Copy out each line that mentions the word "this".
───── ENTRIES PROVIDED
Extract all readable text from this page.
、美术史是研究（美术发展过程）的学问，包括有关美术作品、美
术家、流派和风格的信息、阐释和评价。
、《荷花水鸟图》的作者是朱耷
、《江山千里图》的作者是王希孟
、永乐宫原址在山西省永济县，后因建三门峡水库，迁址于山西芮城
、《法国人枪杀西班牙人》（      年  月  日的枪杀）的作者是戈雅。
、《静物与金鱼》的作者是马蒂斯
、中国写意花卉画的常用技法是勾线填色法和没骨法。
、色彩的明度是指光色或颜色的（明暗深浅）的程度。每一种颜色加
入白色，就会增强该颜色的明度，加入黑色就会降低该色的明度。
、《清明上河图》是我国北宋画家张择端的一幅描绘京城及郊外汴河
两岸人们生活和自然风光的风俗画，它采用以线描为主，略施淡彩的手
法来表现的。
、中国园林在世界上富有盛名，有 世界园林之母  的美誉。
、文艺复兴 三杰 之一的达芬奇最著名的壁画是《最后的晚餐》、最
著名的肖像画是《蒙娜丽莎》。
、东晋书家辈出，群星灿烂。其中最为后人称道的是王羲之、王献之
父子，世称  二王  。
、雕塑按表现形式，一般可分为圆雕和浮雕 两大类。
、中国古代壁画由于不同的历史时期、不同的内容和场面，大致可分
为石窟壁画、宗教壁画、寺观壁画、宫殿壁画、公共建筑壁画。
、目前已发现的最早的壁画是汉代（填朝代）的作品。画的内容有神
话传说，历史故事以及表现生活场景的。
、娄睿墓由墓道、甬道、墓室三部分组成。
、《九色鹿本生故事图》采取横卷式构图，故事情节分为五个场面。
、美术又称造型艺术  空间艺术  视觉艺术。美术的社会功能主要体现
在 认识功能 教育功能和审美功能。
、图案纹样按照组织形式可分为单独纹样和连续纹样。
──────────
───── ENTRIES PROVIDED
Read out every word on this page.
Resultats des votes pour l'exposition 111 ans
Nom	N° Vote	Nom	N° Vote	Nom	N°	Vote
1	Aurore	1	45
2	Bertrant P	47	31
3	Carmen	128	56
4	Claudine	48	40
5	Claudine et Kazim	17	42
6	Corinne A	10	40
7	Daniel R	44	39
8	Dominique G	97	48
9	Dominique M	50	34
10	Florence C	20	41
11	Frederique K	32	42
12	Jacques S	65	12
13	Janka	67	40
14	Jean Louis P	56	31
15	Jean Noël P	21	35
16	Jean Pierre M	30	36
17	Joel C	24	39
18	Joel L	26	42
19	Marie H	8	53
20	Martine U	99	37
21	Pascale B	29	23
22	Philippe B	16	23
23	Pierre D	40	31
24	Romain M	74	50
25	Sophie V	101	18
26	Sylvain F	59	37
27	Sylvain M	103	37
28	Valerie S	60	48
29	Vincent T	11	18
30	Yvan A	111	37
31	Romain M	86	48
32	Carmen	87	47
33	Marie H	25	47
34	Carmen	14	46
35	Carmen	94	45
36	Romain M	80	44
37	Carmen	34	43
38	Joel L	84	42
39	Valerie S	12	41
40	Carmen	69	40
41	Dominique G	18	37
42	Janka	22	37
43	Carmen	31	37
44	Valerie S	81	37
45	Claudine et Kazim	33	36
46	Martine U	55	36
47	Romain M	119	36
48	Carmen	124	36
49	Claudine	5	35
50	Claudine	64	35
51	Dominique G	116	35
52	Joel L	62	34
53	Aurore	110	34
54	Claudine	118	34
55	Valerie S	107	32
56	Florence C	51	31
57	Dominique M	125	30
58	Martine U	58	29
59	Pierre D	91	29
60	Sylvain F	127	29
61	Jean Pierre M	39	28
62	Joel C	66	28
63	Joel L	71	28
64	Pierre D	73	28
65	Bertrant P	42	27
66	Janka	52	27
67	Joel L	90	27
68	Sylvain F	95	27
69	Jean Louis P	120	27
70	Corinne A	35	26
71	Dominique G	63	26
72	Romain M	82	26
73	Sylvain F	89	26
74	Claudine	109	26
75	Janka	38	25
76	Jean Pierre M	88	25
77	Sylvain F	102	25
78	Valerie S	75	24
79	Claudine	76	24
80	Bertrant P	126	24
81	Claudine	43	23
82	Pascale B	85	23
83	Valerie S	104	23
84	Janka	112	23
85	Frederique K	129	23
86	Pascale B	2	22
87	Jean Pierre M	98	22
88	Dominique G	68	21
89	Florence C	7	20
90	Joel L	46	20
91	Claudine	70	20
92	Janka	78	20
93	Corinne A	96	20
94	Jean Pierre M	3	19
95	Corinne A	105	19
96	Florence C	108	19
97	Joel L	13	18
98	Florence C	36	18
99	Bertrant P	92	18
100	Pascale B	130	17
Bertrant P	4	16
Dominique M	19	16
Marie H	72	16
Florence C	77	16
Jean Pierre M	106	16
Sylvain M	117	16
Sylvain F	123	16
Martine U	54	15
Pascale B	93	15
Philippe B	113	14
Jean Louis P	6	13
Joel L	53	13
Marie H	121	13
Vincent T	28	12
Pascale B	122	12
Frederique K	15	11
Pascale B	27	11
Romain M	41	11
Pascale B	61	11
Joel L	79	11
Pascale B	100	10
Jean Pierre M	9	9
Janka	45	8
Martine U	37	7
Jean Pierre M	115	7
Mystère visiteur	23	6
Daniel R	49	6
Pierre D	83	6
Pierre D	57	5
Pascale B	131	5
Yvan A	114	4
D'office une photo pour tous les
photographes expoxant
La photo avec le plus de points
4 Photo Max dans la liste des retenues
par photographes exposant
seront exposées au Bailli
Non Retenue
──────────
───── ENTRIES PROVIDED
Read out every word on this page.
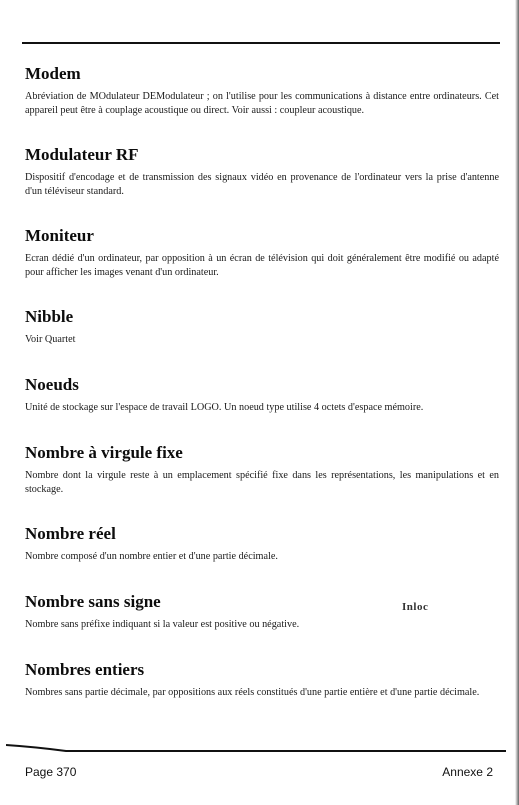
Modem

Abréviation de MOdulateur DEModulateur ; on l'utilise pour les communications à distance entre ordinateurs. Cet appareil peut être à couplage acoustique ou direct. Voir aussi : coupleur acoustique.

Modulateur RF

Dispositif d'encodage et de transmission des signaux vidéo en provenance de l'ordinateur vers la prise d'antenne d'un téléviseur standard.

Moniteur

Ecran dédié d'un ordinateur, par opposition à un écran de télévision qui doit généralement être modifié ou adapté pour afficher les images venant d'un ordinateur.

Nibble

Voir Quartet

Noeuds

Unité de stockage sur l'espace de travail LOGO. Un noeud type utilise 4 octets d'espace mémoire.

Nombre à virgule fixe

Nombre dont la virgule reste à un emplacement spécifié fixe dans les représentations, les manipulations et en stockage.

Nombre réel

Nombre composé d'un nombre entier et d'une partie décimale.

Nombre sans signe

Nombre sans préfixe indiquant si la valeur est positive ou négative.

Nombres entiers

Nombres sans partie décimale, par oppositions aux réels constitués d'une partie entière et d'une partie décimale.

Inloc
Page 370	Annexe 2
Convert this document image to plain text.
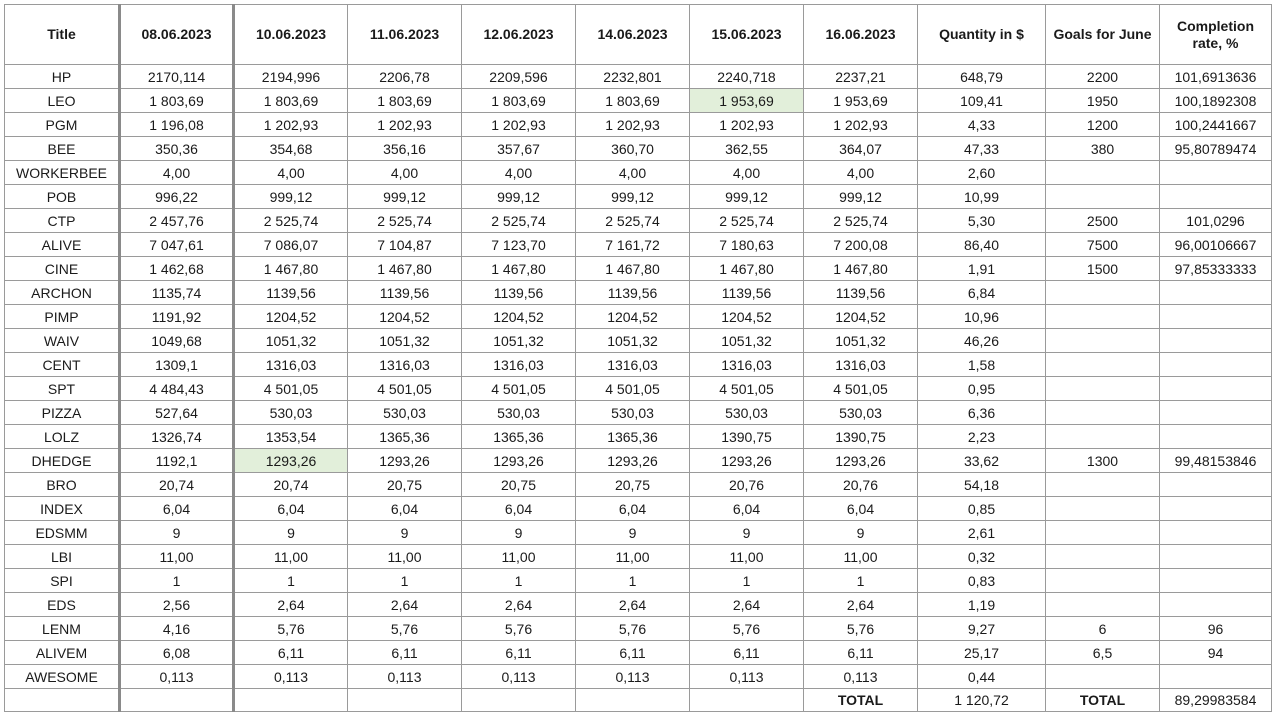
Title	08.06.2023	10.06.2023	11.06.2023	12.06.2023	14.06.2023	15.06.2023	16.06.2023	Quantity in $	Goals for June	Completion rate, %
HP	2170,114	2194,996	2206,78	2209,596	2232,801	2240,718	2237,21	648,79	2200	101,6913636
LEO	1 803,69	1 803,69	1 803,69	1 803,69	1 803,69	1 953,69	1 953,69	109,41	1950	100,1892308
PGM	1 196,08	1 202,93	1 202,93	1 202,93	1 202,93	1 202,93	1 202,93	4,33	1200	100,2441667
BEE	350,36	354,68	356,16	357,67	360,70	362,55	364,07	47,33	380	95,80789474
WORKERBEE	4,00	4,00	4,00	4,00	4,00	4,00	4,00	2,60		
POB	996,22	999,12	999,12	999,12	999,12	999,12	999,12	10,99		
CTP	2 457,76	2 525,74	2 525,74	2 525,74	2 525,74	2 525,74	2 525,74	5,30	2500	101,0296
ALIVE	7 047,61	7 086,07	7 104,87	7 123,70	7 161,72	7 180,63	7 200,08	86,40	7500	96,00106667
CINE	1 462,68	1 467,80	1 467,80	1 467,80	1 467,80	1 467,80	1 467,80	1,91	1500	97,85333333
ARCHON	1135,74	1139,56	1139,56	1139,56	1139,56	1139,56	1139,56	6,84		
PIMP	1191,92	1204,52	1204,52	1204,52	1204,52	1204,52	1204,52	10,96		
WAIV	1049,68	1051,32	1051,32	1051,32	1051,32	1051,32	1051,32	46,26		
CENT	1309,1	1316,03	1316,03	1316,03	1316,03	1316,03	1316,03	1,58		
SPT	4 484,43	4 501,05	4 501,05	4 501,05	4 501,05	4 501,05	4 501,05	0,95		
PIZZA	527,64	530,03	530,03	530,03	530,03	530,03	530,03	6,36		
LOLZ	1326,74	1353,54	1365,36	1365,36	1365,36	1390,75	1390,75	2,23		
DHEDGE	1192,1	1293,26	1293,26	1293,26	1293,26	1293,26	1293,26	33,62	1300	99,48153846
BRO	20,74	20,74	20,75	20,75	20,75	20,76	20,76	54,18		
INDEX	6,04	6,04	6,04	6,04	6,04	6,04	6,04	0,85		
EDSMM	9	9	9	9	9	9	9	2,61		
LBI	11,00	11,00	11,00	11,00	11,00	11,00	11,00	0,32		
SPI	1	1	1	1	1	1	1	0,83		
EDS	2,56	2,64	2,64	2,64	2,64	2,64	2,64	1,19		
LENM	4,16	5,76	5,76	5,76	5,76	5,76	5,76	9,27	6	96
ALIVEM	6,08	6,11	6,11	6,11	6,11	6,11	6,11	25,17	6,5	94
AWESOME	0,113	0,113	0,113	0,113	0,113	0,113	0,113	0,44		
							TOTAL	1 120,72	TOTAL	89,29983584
──────────
• [THE RESULT]
Extract all readable text from this page.
Read out every word on this page.
Read out every word on this page.
Convert this document image to plain text.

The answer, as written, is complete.